*STATED PROBLEM:* Extract, from the records beneath this instruction, each line that contains the word "理解诗句".

MATERIALS PROVIDED start

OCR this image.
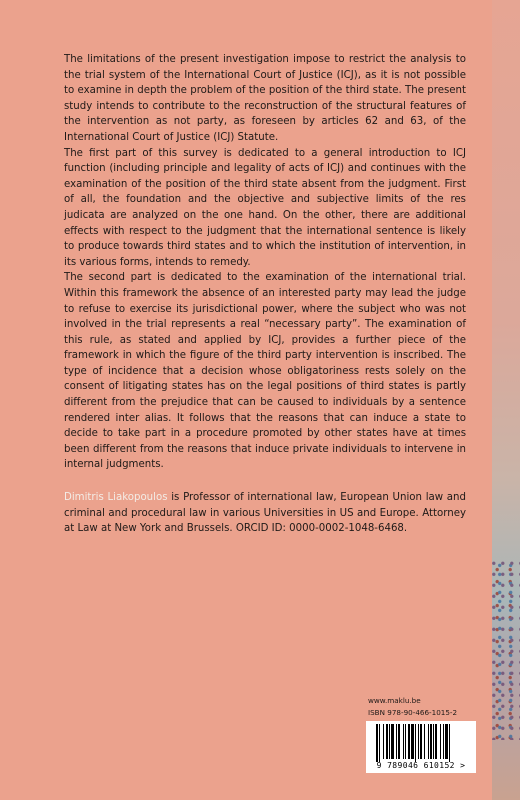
The limitations of the present investigation impose to restrict the analysis to the trial system of the International Court of Justice (ICJ), as it is not possible to examine in depth the problem of the position of the third state. The present study intends to contribute to the reconstruction of the structural features of the intervention as not party, as foreseen by articles 62 and 63, of the International Court of Justice (ICJ) Statute.

The first part of this survey is dedicated to a general introduction to ICJ function (including principle and legality of acts of ICJ) and continues with the examination of the position of the third state absent from the judgment. First of all, the foundation and the objective and subjective limits of the res judicata are analyzed on the one hand. On the other, there are additional effects with respect to the judgment that the international sentence is likely to produce towards third states and to which the institution of intervention, in its various forms, intends to remedy.

The second part is dedicated to the examination of the international trial. Within this framework the absence of an interested party may lead the judge to refuse to exercise its jurisdictional power, where the subject who was not involved in the trial represents a real “necessary party”. The examination of this rule, as stated and applied by ICJ, provides a further piece of the framework in which the figure of the third party intervention is inscribed. The type of incidence that a decision whose obligatoriness rests solely on the consent of litigating states has on the legal positions of third states is partly different from the prejudice that can be caused to individuals by a sentence rendered inter alias. It follows that the reasons that can induce a state to decide to take part in a procedure promoted by other states have at times been different from the reasons that induce private individuals to intervene in internal judgments.

Dimitris Liakopoulos is Professor of international law, European Union law and criminal and procedural law in various Universities in US and Europe. Attorney at Law at New York and Brussels. ORCID ID: 0000-0002-1048-6468.

www.maklu.be
ISBN 978-90-466-1015-2
9 789046 610152 >
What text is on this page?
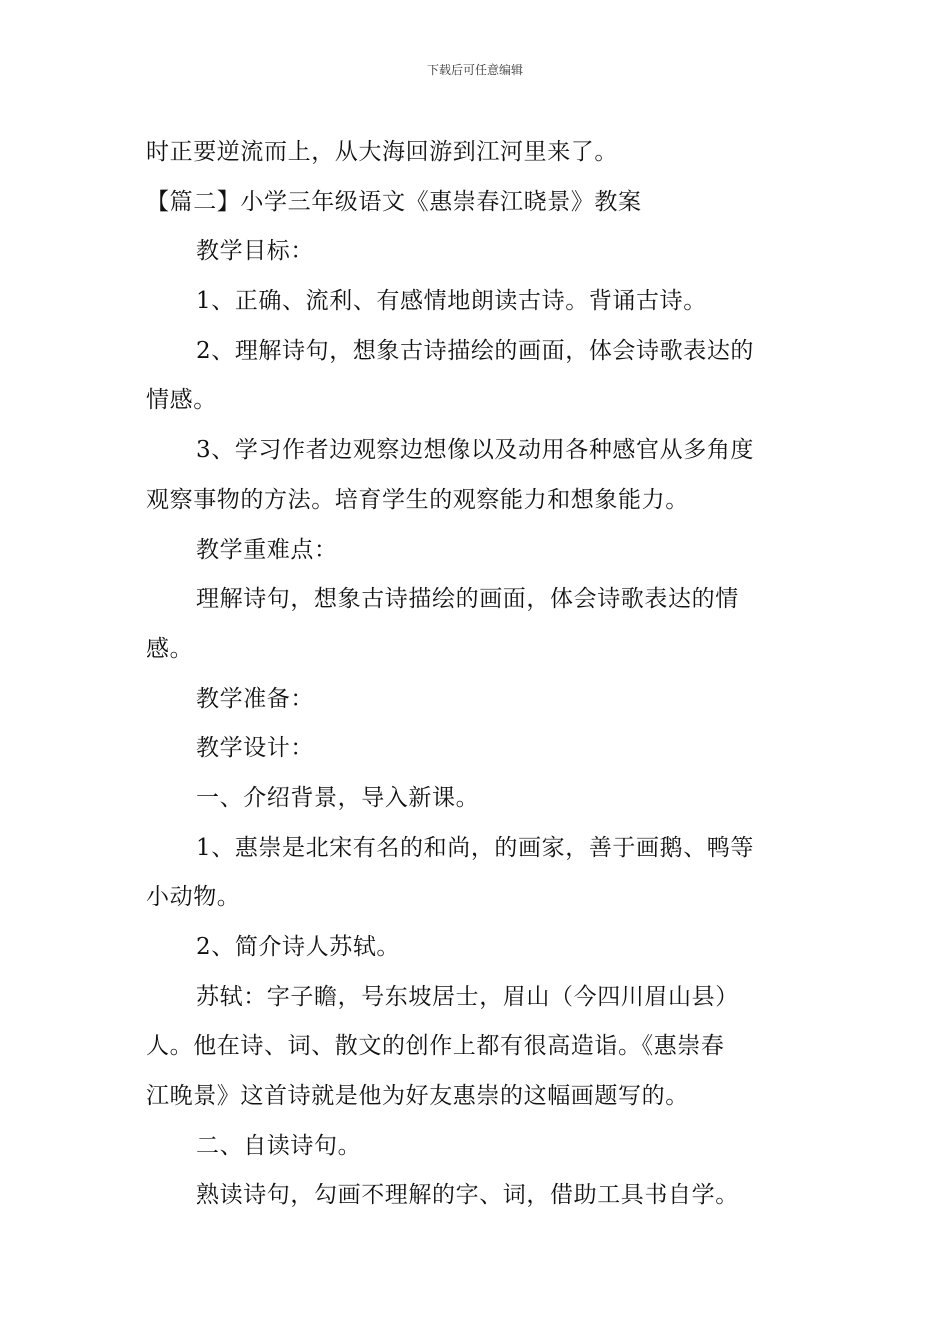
下载后可任意编辑
时正要逆流而上，从大海回游到江河里来了。
【篇二】小学三年级语文《惠崇春江晓景》教案
教学目标：
1、正确、流利、有感情地朗读古诗。背诵古诗。
2、理解诗句，想象古诗描绘的画面，体会诗歌表达的
情感。
3、学习作者边观察边想像以及动用各种感官从多角度
观察事物的方法。培育学生的观察能力和想象能力。
教学重难点：
理解诗句，想象古诗描绘的画面，体会诗歌表达的情
感。
教学准备：
教学设计：
一、介绍背景，导入新课。
1、惠崇是北宋有名的和尚，的画家，善于画鹅、鸭等
小动物。
2、简介诗人苏轼。
苏轼：字子瞻，号东坡居士，眉山（今四川眉山县）
人。他在诗、词、散文的创作上都有很高造诣。《惠崇春
江晚景》这首诗就是他为好友惠崇的这幅画题写的。
二、自读诗句。
熟读诗句，勾画不理解的字、词，借助工具书自学。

MATERIALS PROVIDED end

*RESULT OF THIS TASK:*
2、理解诗句，想象古诗描绘的画面，体会诗歌表达的
理解诗句，想象古诗描绘的画面，体会诗歌表达的情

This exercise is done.